Records shown:
● ● ● ●

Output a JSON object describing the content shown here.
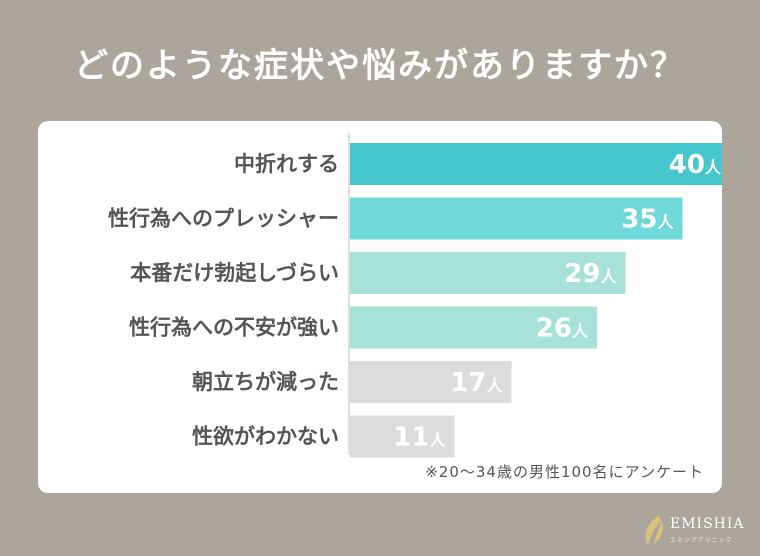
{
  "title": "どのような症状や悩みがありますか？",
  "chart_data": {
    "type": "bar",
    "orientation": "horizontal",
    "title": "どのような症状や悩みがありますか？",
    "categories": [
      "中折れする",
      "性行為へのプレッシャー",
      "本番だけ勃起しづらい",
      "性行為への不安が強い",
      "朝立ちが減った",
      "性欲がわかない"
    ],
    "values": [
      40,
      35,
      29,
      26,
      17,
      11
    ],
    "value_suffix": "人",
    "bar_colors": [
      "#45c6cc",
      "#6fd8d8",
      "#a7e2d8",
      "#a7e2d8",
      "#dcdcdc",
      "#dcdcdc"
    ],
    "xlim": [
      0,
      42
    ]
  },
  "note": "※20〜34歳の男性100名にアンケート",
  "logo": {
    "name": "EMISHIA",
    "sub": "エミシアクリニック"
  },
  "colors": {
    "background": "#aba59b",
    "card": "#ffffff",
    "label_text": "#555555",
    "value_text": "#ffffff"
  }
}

● ● ● ●

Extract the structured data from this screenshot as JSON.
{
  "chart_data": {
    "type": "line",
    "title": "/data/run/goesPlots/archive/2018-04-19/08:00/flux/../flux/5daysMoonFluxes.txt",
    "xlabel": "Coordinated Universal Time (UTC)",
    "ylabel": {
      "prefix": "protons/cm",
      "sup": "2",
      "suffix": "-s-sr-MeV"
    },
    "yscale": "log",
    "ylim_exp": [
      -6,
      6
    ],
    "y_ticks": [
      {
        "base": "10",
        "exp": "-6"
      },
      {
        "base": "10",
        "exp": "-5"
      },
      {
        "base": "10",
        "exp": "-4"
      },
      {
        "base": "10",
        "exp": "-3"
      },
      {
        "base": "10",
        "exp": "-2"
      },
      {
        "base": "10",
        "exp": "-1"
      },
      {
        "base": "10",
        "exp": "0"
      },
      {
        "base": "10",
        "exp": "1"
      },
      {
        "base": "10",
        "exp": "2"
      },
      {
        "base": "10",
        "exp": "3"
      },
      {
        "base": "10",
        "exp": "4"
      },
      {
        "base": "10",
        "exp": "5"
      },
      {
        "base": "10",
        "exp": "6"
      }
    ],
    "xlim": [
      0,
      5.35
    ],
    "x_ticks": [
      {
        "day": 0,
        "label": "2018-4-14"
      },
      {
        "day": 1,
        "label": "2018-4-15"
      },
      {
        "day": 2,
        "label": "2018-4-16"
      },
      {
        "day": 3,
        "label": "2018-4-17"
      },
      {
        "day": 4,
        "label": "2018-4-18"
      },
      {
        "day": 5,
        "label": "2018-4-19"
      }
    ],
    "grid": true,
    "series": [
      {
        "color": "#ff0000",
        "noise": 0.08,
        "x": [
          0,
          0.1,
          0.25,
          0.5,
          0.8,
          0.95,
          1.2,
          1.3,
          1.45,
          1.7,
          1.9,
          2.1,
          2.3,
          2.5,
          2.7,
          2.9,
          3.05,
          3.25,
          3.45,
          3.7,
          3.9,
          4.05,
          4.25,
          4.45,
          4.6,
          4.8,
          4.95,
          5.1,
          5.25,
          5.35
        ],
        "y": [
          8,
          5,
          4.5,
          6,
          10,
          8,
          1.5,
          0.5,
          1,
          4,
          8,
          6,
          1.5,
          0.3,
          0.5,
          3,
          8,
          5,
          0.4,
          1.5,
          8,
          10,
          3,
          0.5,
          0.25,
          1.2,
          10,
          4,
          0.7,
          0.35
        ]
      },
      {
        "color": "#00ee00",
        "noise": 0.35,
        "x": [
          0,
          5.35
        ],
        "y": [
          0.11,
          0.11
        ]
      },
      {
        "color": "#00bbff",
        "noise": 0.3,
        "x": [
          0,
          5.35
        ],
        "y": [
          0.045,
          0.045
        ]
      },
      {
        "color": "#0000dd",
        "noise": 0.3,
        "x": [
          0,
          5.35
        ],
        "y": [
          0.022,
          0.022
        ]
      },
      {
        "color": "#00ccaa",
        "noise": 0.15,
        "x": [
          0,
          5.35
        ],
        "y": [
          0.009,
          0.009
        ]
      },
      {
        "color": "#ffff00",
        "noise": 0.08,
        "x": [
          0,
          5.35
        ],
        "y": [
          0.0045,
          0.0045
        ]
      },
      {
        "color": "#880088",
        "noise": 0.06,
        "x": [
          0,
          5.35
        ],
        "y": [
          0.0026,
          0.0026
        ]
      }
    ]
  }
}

● ● ● ●

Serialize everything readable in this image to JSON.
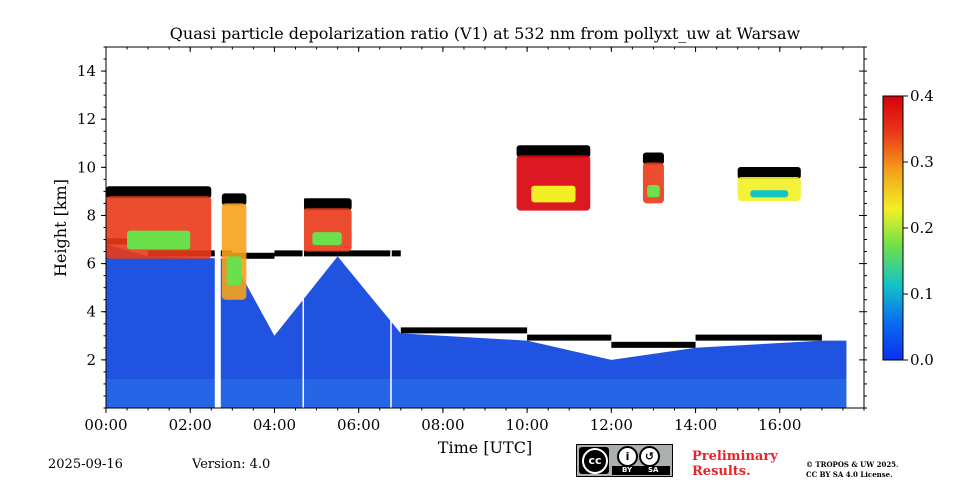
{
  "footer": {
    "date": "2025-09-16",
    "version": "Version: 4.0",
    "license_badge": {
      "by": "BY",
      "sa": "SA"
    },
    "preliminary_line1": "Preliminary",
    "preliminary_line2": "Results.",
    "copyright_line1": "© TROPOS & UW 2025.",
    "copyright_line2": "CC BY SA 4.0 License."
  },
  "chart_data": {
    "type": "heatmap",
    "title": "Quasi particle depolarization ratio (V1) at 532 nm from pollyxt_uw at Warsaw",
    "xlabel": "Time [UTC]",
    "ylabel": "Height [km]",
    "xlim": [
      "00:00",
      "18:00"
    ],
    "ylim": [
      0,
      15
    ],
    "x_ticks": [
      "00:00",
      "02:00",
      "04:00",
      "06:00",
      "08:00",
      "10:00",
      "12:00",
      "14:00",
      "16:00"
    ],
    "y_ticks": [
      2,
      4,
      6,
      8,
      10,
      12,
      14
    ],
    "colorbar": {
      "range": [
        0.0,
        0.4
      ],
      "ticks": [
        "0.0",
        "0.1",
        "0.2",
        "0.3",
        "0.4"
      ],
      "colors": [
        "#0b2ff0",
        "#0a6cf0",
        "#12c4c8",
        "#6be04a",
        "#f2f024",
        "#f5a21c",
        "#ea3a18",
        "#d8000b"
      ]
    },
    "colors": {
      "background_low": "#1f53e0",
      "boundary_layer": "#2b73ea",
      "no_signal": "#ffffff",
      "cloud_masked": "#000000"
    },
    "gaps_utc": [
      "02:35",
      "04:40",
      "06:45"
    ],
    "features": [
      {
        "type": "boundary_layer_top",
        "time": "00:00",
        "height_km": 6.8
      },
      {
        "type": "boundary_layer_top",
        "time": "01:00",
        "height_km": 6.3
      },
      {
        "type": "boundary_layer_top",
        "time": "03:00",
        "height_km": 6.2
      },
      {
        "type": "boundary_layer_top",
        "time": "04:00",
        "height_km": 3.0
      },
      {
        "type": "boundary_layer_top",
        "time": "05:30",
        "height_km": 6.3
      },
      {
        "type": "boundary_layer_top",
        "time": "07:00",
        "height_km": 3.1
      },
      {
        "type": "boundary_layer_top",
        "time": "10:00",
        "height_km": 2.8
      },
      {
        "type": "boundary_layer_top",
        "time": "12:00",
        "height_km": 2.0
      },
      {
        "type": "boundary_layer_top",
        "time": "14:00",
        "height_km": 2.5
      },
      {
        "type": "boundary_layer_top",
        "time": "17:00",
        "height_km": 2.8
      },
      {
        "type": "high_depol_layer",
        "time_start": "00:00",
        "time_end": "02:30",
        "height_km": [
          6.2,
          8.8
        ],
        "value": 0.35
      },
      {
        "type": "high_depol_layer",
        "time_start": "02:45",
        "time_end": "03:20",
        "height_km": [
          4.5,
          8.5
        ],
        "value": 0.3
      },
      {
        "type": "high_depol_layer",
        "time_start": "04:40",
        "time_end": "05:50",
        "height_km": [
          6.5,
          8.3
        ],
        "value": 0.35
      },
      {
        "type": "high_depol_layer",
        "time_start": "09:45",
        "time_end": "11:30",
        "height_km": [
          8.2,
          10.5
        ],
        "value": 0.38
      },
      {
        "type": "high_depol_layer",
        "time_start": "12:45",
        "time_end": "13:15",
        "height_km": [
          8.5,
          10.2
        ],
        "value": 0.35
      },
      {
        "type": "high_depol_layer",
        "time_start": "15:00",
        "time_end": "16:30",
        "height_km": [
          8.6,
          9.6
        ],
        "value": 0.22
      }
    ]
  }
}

● ● ● ●

Given task: Show every line of the listing in which the string "from" can be found.

Final result:
Extract the structured data from this screenshot as JSON.
    "title": "Quasi particle depolarization ratio (V1) at 532 nm from pollyxt_uw at Warsaw",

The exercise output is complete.